# start of The data
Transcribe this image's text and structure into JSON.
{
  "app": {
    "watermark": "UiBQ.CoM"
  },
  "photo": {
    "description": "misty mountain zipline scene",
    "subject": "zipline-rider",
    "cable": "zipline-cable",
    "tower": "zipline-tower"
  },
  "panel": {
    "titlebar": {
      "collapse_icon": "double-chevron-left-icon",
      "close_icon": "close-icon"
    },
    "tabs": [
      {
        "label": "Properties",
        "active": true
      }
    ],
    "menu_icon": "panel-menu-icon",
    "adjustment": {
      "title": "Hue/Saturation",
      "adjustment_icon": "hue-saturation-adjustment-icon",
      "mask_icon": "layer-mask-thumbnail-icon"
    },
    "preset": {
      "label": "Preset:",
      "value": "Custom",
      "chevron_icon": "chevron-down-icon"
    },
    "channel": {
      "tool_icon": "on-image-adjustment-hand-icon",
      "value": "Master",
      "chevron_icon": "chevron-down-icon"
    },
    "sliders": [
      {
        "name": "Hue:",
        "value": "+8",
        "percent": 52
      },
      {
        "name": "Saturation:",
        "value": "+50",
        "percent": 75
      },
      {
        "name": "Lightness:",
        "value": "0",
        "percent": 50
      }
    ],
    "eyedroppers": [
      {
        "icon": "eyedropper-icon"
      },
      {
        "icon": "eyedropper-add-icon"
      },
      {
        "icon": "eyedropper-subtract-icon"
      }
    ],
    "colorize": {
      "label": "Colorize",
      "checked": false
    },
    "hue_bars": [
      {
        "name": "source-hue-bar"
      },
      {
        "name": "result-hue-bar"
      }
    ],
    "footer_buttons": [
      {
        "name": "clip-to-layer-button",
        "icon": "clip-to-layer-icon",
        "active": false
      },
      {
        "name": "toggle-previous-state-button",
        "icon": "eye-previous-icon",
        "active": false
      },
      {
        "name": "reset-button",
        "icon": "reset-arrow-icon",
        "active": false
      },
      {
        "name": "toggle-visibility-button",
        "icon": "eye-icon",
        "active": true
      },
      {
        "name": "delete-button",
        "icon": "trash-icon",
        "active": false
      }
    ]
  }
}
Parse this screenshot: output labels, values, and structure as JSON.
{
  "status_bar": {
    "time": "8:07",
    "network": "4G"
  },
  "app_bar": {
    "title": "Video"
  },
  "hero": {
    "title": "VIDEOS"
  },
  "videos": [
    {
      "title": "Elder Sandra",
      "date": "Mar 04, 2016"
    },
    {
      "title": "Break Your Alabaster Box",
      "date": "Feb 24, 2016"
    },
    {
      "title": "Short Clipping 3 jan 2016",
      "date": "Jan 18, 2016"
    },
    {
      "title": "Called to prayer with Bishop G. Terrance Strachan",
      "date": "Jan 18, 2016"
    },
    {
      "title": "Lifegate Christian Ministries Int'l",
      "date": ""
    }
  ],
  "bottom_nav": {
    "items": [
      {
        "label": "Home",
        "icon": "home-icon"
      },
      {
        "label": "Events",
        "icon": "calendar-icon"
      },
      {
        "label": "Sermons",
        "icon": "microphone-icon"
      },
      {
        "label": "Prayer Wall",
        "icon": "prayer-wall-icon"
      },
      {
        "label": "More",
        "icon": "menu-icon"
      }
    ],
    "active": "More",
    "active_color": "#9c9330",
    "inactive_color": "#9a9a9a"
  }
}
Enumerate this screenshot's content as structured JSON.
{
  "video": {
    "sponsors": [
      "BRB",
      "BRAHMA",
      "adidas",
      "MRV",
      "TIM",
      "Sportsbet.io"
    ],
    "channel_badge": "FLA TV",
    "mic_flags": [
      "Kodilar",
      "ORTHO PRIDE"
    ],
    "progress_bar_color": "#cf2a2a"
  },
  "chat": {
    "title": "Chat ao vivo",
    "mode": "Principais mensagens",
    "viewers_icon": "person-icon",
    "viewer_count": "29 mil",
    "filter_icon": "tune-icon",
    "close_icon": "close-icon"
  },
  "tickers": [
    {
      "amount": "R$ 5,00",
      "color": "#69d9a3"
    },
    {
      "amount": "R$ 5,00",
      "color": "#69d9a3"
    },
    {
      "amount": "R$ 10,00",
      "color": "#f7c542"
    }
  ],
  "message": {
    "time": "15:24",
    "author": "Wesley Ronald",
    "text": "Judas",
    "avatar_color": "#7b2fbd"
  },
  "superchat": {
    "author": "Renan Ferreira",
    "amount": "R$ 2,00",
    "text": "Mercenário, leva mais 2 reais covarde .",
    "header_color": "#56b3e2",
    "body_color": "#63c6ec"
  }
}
# end of The data
Determine how many lines of the records above contain the word "amount", and report only that number.

4